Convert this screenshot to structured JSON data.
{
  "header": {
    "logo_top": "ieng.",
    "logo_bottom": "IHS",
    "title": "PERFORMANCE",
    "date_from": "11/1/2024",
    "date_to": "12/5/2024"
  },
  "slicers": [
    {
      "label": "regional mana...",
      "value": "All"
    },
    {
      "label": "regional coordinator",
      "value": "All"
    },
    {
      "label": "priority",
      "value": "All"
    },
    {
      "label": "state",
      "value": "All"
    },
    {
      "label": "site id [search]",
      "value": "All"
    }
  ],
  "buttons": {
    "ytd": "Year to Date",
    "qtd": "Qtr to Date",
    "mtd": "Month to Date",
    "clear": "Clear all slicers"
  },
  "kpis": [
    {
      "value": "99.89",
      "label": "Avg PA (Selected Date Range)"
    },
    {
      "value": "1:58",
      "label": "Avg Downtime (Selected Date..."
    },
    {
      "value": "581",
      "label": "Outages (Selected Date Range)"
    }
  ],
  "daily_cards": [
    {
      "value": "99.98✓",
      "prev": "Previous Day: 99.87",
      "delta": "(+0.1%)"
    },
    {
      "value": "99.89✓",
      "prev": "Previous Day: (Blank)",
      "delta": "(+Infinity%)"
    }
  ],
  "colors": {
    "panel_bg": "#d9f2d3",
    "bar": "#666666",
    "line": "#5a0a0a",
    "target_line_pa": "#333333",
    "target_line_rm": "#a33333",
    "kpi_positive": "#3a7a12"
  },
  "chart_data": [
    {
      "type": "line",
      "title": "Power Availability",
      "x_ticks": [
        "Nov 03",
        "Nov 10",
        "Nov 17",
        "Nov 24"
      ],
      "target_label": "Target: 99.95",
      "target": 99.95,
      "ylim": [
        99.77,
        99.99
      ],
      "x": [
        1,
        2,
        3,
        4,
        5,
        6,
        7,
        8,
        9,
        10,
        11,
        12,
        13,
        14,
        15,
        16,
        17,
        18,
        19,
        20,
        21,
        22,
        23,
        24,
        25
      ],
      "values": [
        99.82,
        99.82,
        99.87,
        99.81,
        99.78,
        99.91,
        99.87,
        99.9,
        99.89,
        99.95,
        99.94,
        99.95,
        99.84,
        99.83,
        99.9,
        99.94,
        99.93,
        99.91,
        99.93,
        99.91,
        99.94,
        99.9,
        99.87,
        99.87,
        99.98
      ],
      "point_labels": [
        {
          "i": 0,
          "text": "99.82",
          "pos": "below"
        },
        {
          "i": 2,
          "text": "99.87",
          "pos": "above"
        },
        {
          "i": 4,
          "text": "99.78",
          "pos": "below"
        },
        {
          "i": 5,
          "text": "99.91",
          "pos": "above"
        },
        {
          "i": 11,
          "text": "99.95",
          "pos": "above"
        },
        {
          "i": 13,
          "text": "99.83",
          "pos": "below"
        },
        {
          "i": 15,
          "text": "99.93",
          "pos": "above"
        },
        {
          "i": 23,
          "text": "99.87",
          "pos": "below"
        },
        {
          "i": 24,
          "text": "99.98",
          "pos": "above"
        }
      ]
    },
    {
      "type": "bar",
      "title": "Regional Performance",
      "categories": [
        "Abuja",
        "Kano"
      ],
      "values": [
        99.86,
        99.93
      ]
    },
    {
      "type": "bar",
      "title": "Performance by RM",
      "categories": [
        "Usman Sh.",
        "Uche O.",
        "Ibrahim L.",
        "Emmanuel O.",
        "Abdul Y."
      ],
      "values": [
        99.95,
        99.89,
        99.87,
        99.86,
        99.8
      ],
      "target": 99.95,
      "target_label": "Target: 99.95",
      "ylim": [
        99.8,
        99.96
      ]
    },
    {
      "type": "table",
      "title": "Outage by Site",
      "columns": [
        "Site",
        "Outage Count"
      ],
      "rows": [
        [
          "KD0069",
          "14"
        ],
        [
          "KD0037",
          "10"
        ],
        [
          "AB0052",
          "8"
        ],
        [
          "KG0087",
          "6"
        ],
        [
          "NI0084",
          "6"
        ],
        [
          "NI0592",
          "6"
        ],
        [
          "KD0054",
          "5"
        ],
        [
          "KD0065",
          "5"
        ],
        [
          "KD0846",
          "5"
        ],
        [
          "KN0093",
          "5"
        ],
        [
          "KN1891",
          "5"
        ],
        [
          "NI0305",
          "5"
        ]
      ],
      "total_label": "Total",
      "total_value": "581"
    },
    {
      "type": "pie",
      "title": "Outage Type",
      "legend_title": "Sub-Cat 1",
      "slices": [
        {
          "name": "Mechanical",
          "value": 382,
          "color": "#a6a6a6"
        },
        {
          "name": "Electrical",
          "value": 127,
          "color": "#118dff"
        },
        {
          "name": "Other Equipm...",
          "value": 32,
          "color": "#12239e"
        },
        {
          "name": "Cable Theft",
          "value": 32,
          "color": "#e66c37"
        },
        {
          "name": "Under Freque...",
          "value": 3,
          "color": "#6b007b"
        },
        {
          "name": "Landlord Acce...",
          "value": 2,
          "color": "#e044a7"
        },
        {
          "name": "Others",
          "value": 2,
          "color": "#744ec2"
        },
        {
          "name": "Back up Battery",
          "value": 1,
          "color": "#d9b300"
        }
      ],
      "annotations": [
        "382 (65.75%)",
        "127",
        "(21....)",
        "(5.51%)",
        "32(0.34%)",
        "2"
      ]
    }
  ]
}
····················
* _Required work_: Here, the records must be output exactly and in full.

* _Answer to the task_:
Convert this screenshot to structured JSON data.
{
  "header": {
    "logo_top": "ieng.",
    "logo_bottom": "IHS",
    "title": "PERFORMANCE",
    "date_from": "11/1/2024",
    "date_to": "12/5/2024"
  },
  "slicers": [
    {
      "label": "regional mana...",
      "value": "All"
    },
    {
      "label": "regional coordinator",
      "value": "All"
    },
    {
      "label": "priority",
      "value": "All"
    },
    {
      "label": "state",
      "value": "All"
    },
    {
      "label": "site id [search]",
      "value": "All"
    }
  ],
  "buttons": {
    "ytd": "Year to Date",
    "qtd": "Qtr to Date",
    "mtd": "Month to Date",
    "clear": "Clear all slicers"
  },
  "kpis": [
    {
      "value": "99.89",
      "label": "Avg PA (Selected Date Range)"
    },
    {
      "value": "1:58",
      "label": "Avg Downtime (Selected Date..."
    },
    {
      "value": "581",
      "label": "Outages (Selected Date Range)"
    }
  ],
  "daily_cards": [
    {
      "value": "99.98✓",
      "prev": "Previous Day: 99.87",
      "delta": "(+0.1%)"
    },
    {
      "value": "99.89✓",
      "prev": "Previous Day: (Blank)",
      "delta": "(+Infinity%)"
    }
  ],
  "colors": {
    "panel_bg": "#d9f2d3",
    "bar": "#666666",
    "line": "#5a0a0a",
    "target_line_pa": "#333333",
    "target_line_rm": "#a33333",
    "kpi_positive": "#3a7a12"
  },
  "chart_data": [
    {
      "type": "line",
      "title": "Power Availability",
      "x_ticks": [
        "Nov 03",
        "Nov 10",
        "Nov 17",
        "Nov 24"
      ],
      "target_label": "Target: 99.95",
      "target": 99.95,
      "ylim": [
        99.77,
        99.99
      ],
      "x": [
        1,
        2,
        3,
        4,
        5,
        6,
        7,
        8,
        9,
        10,
        11,
        12,
        13,
        14,
        15,
        16,
        17,
        18,
        19,
        20,
        21,
        22,
        23,
        24,
        25
      ],
      "values": [
        99.82,
        99.82,
        99.87,
        99.81,
        99.78,
        99.91,
        99.87,
        99.9,
        99.89,
        99.95,
        99.94,
        99.95,
        99.84,
        99.83,
        99.9,
        99.94,
        99.93,
        99.91,
        99.93,
        99.91,
        99.94,
        99.9,
        99.87,
        99.87,
        99.98
      ],
      "point_labels": [
        {
          "i": 0,
          "text": "99.82",
          "pos": "below"
        },
        {
          "i": 2,
          "text": "99.87",
          "pos": "above"
        },
        {
          "i": 4,
          "text": "99.78",
          "pos": "below"
        },
        {
          "i": 5,
          "text": "99.91",
          "pos": "above"
        },
        {
          "i": 11,
          "text": "99.95",
          "pos": "above"
        },
        {
          "i": 13,
          "text": "99.83",
          "pos": "below"
        },
        {
          "i": 15,
          "text": "99.93",
          "pos": "above"
        },
        {
          "i": 23,
          "text": "99.87",
          "pos": "below"
        },
        {
          "i": 24,
          "text": "99.98",
          "pos": "above"
        }
      ]
    },
    {
      "type": "bar",
      "title": "Regional Performance",
      "categories": [
        "Abuja",
        "Kano"
      ],
      "values": [
        99.86,
        99.93
      ]
    },
    {
      "type": "bar",
      "title": "Performance by RM",
      "categories": [
        "Usman Sh.",
        "Uche O.",
        "Ibrahim L.",
        "Emmanuel O.",
        "Abdul Y."
      ],
      "values": [
        99.95,
        99.89,
        99.87,
        99.86,
        99.8
      ],
      "target": 99.95,
      "target_label": "Target: 99.95",
      "ylim": [
        99.8,
        99.96
      ]
    },
    {
      "type": "table",
      "title": "Outage by Site",
      "columns": [
        "Site",
        "Outage Count"
      ],
      "rows": [
        [
          "KD0069",
          "14"
        ],
        [
          "KD0037",
          "10"
        ],
        [
          "AB0052",
          "8"
        ],
        [
          "KG0087",
          "6"
        ],
        [
          "NI0084",
          "6"
        ],
        [
          "NI0592",
          "6"
        ],
        [
          "KD0054",
          "5"
        ],
        [
          "KD0065",
          "5"
        ],
        [
          "KD0846",
          "5"
        ],
        [
          "KN0093",
          "5"
        ],
        [
          "KN1891",
          "5"
        ],
        [
          "NI0305",
          "5"
        ]
      ],
      "total_label": "Total",
      "total_value": "581"
    },
    {
      "type": "pie",
      "title": "Outage Type",
      "legend_title": "Sub-Cat 1",
      "slices": [
        {
          "name": "Mechanical",
          "value": 382,
          "color": "#a6a6a6"
        },
        {
          "name": "Electrical",
          "value": 127,
          "color": "#118dff"
        },
        {
          "name": "Other Equipm...",
          "value": 32,
          "color": "#12239e"
        },
        {
          "name": "Cable Theft",
          "value": 32,
          "color": "#e66c37"
        },
        {
          "name": "Under Freque...",
          "value": 3,
          "color": "#6b007b"
        },
        {
          "name": "Landlord Acce...",
          "value": 2,
          "color": "#e044a7"
        },
        {
          "name": "Others",
          "value": 2,
          "color": "#744ec2"
        },
        {
          "name": "Back up Battery",
          "value": 1,
          "color": "#d9b300"
        }
      ],
      "annotations": [
        "382 (65.75%)",
        "127",
        "(21....)",
        "(5.51%)",
        "32(0.34%)",
        "2"
      ]
    }
  ]
}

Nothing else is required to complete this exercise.